Quote the records in full and leave their pictures out.
+++
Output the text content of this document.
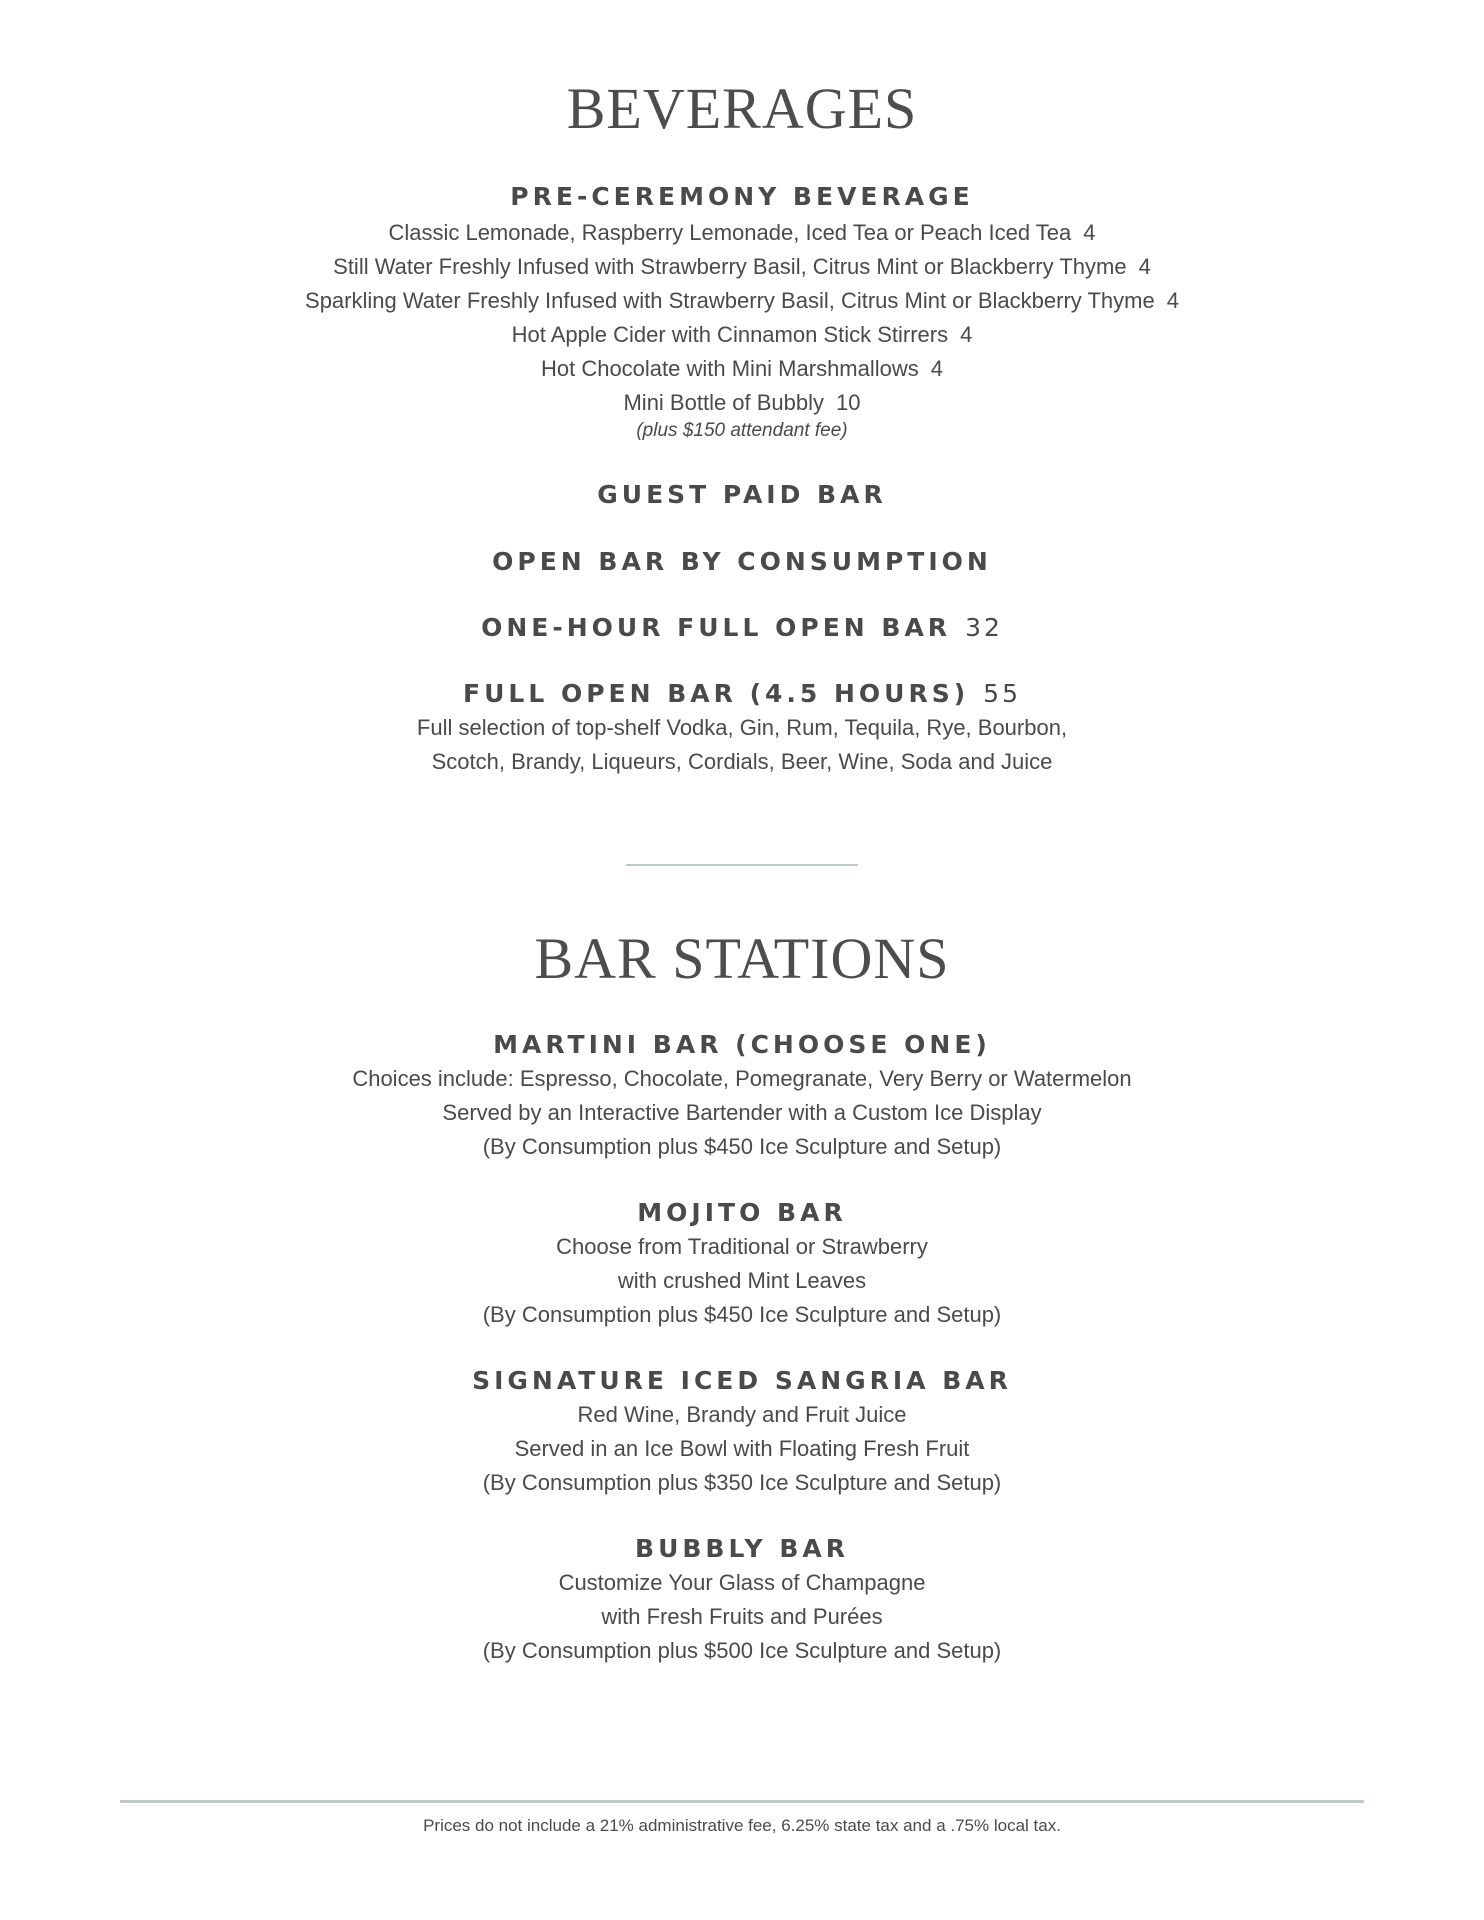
BEVERAGES
PRE-CEREMONY BEVERAGE
Classic Lemonade, Raspberry Lemonade, Iced Tea or Peach Iced Tea 4
Still Water Freshly Infused with Strawberry Basil, Citrus Mint or Blackberry Thyme 4
Sparkling Water Freshly Infused with Strawberry Basil, Citrus Mint or Blackberry Thyme 4
Hot Apple Cider with Cinnamon Stick Stirrers 4
Hot Chocolate with Mini Marshmallows 4
Mini Bottle of Bubbly 10
(plus $150 attendant fee)
GUEST PAID BAR
OPEN BAR BY CONSUMPTION
ONE-HOUR FULL OPEN BAR 32
FULL OPEN BAR (4.5 HOURS) 55
Full selection of top-shelf Vodka, Gin, Rum, Tequila, Rye, Bourbon,
Scotch, Brandy, Liqueurs, Cordials, Beer, Wine, Soda and Juice
BAR STATIONS
MARTINI BAR (CHOOSE ONE)
Choices include: Espresso, Chocolate, Pomegranate, Very Berry or Watermelon
Served by an Interactive Bartender with a Custom Ice Display
(By Consumption plus $450 Ice Sculpture and Setup)
MOJITO BAR
Choose from Traditional or Strawberry
with crushed Mint Leaves
(By Consumption plus $450 Ice Sculpture and Setup)
SIGNATURE ICED SANGRIA BAR
Red Wine, Brandy and Fruit Juice
Served in an Ice Bowl with Floating Fresh Fruit
(By Consumption plus $350 Ice Sculpture and Setup)
BUBBLY BAR
Customize Your Glass of Champagne
with Fresh Fruits and Purées
(By Consumption plus $500 Ice Sculpture and Setup)
Prices do not include a 21% administrative fee, 6.25% state tax and a .75% local tax.
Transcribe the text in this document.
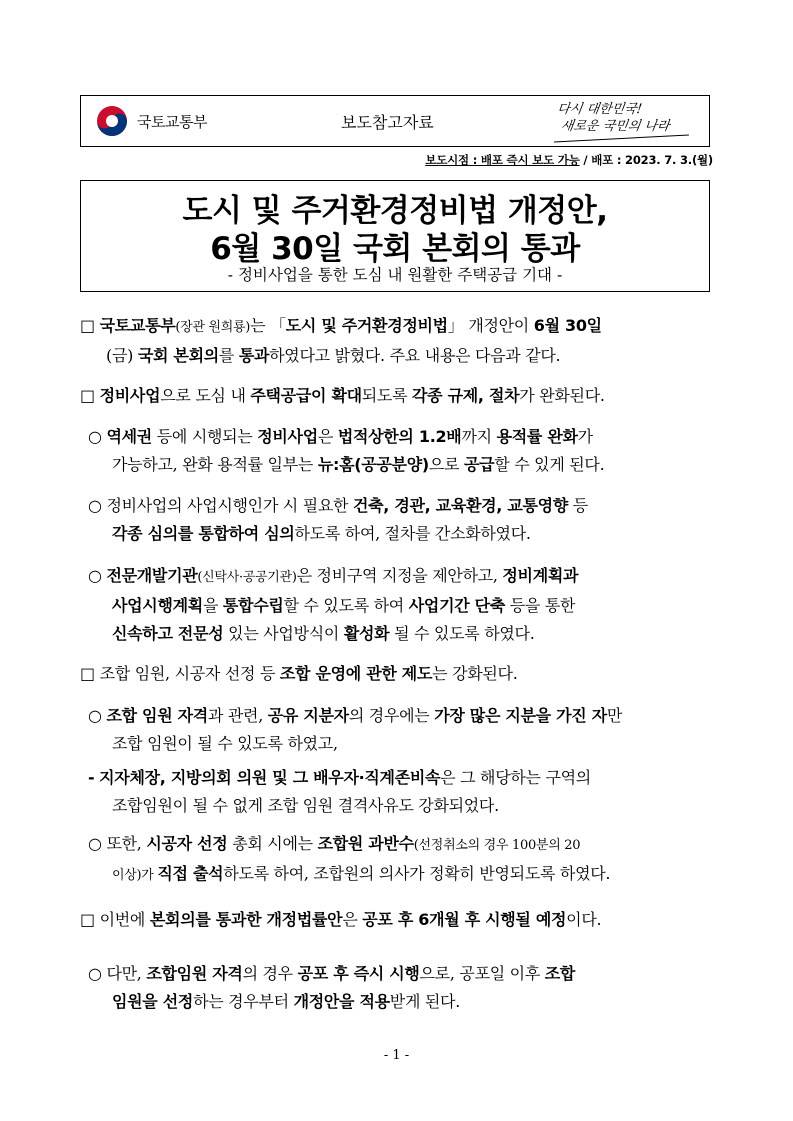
국토교통부	보도참고자료
다시 대한민국!
새로운 국민의 나라
보도시점 : 배포 즉시 보도 가능 / 배포 : 2023. 7. 3.(월)
도시 및 주거환경정비법 개정안,
6월 30일 국회 본회의 통과
- 정비사업을 통한 도심 내 원활한 주택공급 기대 -
□ 국토교통부(장관 원희룡)는 「도시 및 주거환경정비법」 개정안이 6월 30일
(금) 국회 본회의를 통과하였다고 밝혔다. 주요 내용은 다음과 같다.
□ 정비사업으로 도심 내 주택공급이 확대되도록 각종 규제, 절차가 완화된다.
○ 역세권 등에 시행되는 정비사업은 법적상한의 1.2배까지 용적률 완화가
가능하고, 완화 용적률 일부는 뉴:홈(공공분양)으로 공급할 수 있게 된다.
○ 정비사업의 사업시행인가 시 필요한 건축, 경관, 교육환경, 교통영향 등
각종 심의를 통합하여 심의하도록 하여, 절차를 간소화하였다.
○ 전문개발기관(신탁사·공공기관)은 정비구역 지정을 제안하고, 정비계획과
사업시행계획을 통합수립할 수 있도록 하여 사업기간 단축 등을 통한
신속하고 전문성 있는 사업방식이 활성화 될 수 있도록 하였다.
□ 조합 임원, 시공자 선정 등 조합 운영에 관한 제도는 강화된다.
○ 조합 임원 자격과 관련, 공유 지분자의 경우에는 가장 많은 지분을 가진 자만
조합 임원이 될 수 있도록 하였고,
- 지자체장, 지방의회 의원 및 그 배우자·직계존비속은 그 해당하는 구역의
조합임원이 될 수 없게 조합 임원 결격사유도 강화되었다.
○ 또한, 시공자 선정 총회 시에는 조합원 과반수(선정취소의 경우 100분의 20
이상)가 직접 출석하도록 하여, 조합원의 의사가 정확히 반영되도록 하였다.
□ 이번에 본회의를 통과한 개정법률안은 공포 후 6개월 후 시행될 예정이다.
○ 다만, 조합임원 자격의 경우 공포 후 즉시 시행으로, 공포일 이후 조합
임원을 선정하는 경우부터 개정안을 적용받게 된다.
- 1 -
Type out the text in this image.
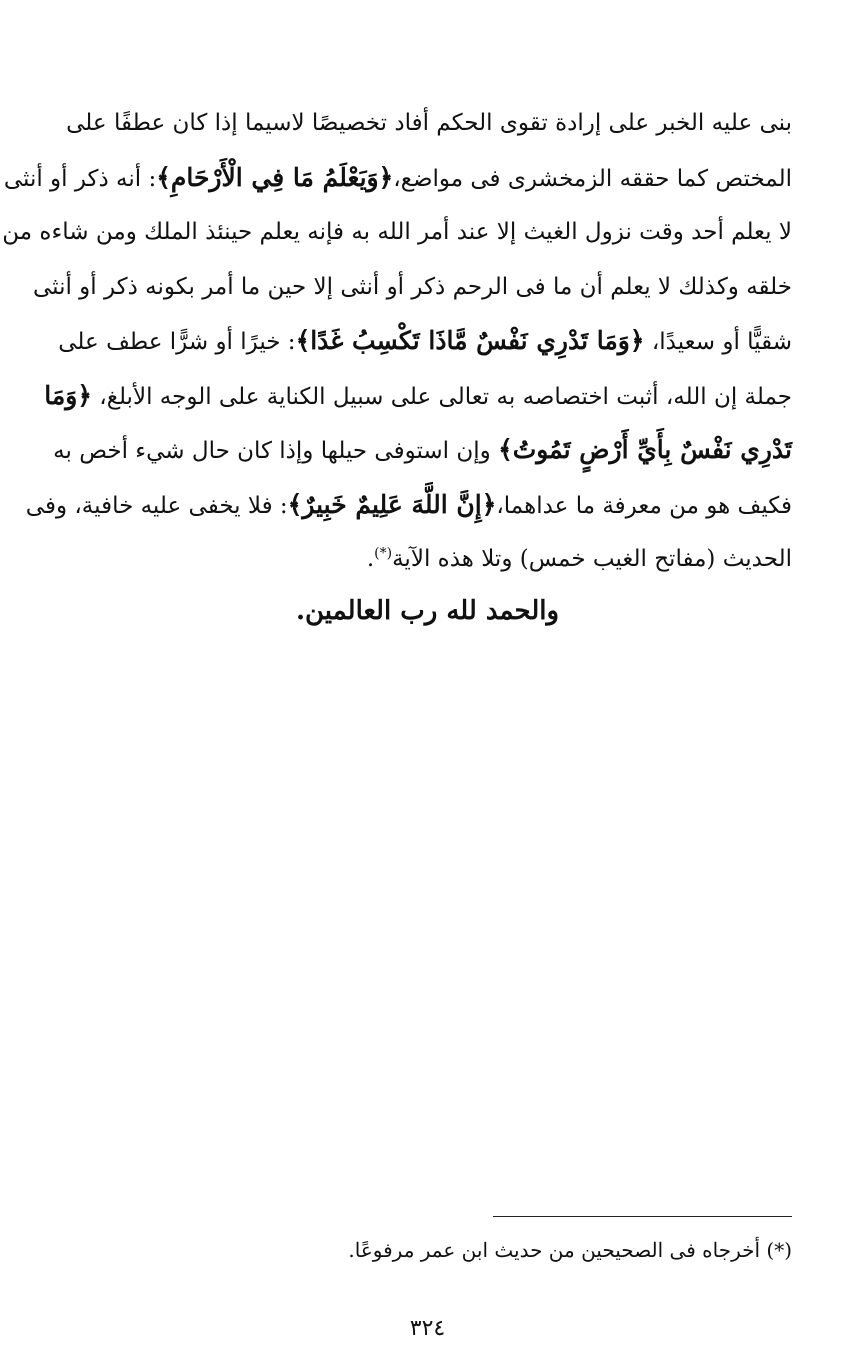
بنى عليه الخبر على إرادة تقوى الحكم أفاد تخصيصًا لاسيما إذا كان عطفًا على
المختص كما حققه الزمخشرى فى مواضع،﴿وَيَعْلَمُ مَا فِي الْأَرْحَامِ﴾: أنه ذكر أو أنثى
لا يعلم أحد وقت نزول الغيث إلا عند أمر الله به فإنه يعلم حينئذ الملك ومن شاءه من
خلقه وكذلك لا يعلم أن ما فى الرحم ذكر أو أنثى إلا حين ما أمر بكونه ذكر أو أنثى
شقيًّا أو سعيدًا، ﴿وَمَا تَدْرِي نَفْسٌ مَّاذَا تَكْسِبُ غَدًا﴾: خيرًا أو شرًّا عطف على
جملة إن الله، أثبت اختصاصه به تعالى على سبيل الكناية على الوجه الأبلغ، ﴿وَمَا
تَدْرِي نَفْسٌ بِأَيِّ أَرْضٍ تَمُوتُ﴾ وإن استوفى حيلها وإذا كان حال شيء أخص به
فكيف هو من معرفة ما عداهما،﴿إِنَّ اللَّهَ عَلِيمٌ خَبِيرٌ﴾: فلا يخفى عليه خافية، وفى
الحديث (مفاتح الغيب خمس) وتلا هذه الآية(*).
والحمد لله رب العالمين.
(*) أخرجاه فى الصحيحين من حديث ابن عمر مرفوعًا.
٣٢٤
+++
**RESULT OF THIS TASK**
Output the text content of this document.
BEVERAGES
PRE-CEREMONY BEVERAGE
Classic Lemonade, Raspberry Lemonade, Iced Tea or Peach Iced Tea 4
Still Water Freshly Infused with Strawberry Basil, Citrus Mint or Blackberry Thyme 4
Sparkling Water Freshly Infused with Strawberry Basil, Citrus Mint or Blackberry Thyme 4
Hot Apple Cider with Cinnamon Stick Stirrers 4
Hot Chocolate with Mini Marshmallows 4
Mini Bottle of Bubbly 10
(plus $150 attendant fee)
GUEST PAID BAR
OPEN BAR BY CONSUMPTION
ONE-HOUR FULL OPEN BAR 32
FULL OPEN BAR (4.5 HOURS) 55
Full selection of top-shelf Vodka, Gin, Rum, Tequila, Rye, Bourbon,
Scotch, Brandy, Liqueurs, Cordials, Beer, Wine, Soda and Juice
BAR STATIONS
MARTINI BAR (CHOOSE ONE)
Choices include: Espresso, Chocolate, Pomegranate, Very Berry or Watermelon
Served by an Interactive Bartender with a Custom Ice Display
(By Consumption plus $450 Ice Sculpture and Setup)
MOJITO BAR
Choose from Traditional or Strawberry
with crushed Mint Leaves
(By Consumption plus $450 Ice Sculpture and Setup)
SIGNATURE ICED SANGRIA BAR
Red Wine, Brandy and Fruit Juice
Served in an Ice Bowl with Floating Fresh Fruit
(By Consumption plus $350 Ice Sculpture and Setup)
BUBBLY BAR
Customize Your Glass of Champagne
with Fresh Fruits and Purées
(By Consumption plus $500 Ice Sculpture and Setup)
Prices do not include a 21% administrative fee, 6.25% state tax and a .75% local tax.
Transcribe the text in this document.
국토교통부	보도참고자료
다시 대한민국!
새로운 국민의 나라
보도시점 : 배포 즉시 보도 가능 / 배포 : 2023. 7. 3.(월)
도시 및 주거환경정비법 개정안,
6월 30일 국회 본회의 통과
- 정비사업을 통한 도심 내 원활한 주택공급 기대 -
□ 국토교통부(장관 원희룡)는 「도시 및 주거환경정비법」 개정안이 6월 30일
(금) 국회 본회의를 통과하였다고 밝혔다. 주요 내용은 다음과 같다.
□ 정비사업으로 도심 내 주택공급이 확대되도록 각종 규제, 절차가 완화된다.
○ 역세권 등에 시행되는 정비사업은 법적상한의 1.2배까지 용적률 완화가
가능하고, 완화 용적률 일부는 뉴:홈(공공분양)으로 공급할 수 있게 된다.
○ 정비사업의 사업시행인가 시 필요한 건축, 경관, 교육환경, 교통영향 등
각종 심의를 통합하여 심의하도록 하여, 절차를 간소화하였다.
○ 전문개발기관(신탁사·공공기관)은 정비구역 지정을 제안하고, 정비계획과
사업시행계획을 통합수립할 수 있도록 하여 사업기간 단축 등을 통한
신속하고 전문성 있는 사업방식이 활성화 될 수 있도록 하였다.
□ 조합 임원, 시공자 선정 등 조합 운영에 관한 제도는 강화된다.
○ 조합 임원 자격과 관련, 공유 지분자의 경우에는 가장 많은 지분을 가진 자만
조합 임원이 될 수 있도록 하였고,
- 지자체장, 지방의회 의원 및 그 배우자·직계존비속은 그 해당하는 구역의
조합임원이 될 수 없게 조합 임원 결격사유도 강화되었다.
○ 또한, 시공자 선정 총회 시에는 조합원 과반수(선정취소의 경우 100분의 20
이상)가 직접 출석하도록 하여, 조합원의 의사가 정확히 반영되도록 하였다.
□ 이번에 본회의를 통과한 개정법률안은 공포 후 6개월 후 시행될 예정이다.
○ 다만, 조합임원 자격의 경우 공포 후 즉시 시행으로, 공포일 이후 조합
임원을 선정하는 경우부터 개정안을 적용받게 된다.
- 1 -
Type out the text in this image.
بنى عليه الخبر على إرادة تقوى الحكم أفاد تخصيصًا لاسيما إذا كان عطفًا على
المختص كما حققه الزمخشرى فى مواضع،﴿وَيَعْلَمُ مَا فِي الْأَرْحَامِ﴾: أنه ذكر أو أنثى
لا يعلم أحد وقت نزول الغيث إلا عند أمر الله به فإنه يعلم حينئذ الملك ومن شاءه من
خلقه وكذلك لا يعلم أن ما فى الرحم ذكر أو أنثى إلا حين ما أمر بكونه ذكر أو أنثى
شقيًّا أو سعيدًا، ﴿وَمَا تَدْرِي نَفْسٌ مَّاذَا تَكْسِبُ غَدًا﴾: خيرًا أو شرًّا عطف على
جملة إن الله، أثبت اختصاصه به تعالى على سبيل الكناية على الوجه الأبلغ، ﴿وَمَا
تَدْرِي نَفْسٌ بِأَيِّ أَرْضٍ تَمُوتُ﴾ وإن استوفى حيلها وإذا كان حال شيء أخص به
فكيف هو من معرفة ما عداهما،﴿إِنَّ اللَّهَ عَلِيمٌ خَبِيرٌ﴾: فلا يخفى عليه خافية، وفى
الحديث (مفاتح الغيب خمس) وتلا هذه الآية(*).
والحمد لله رب العالمين.
(*) أخرجاه فى الصحيحين من حديث ابن عمر مرفوعًا.
٣٢٤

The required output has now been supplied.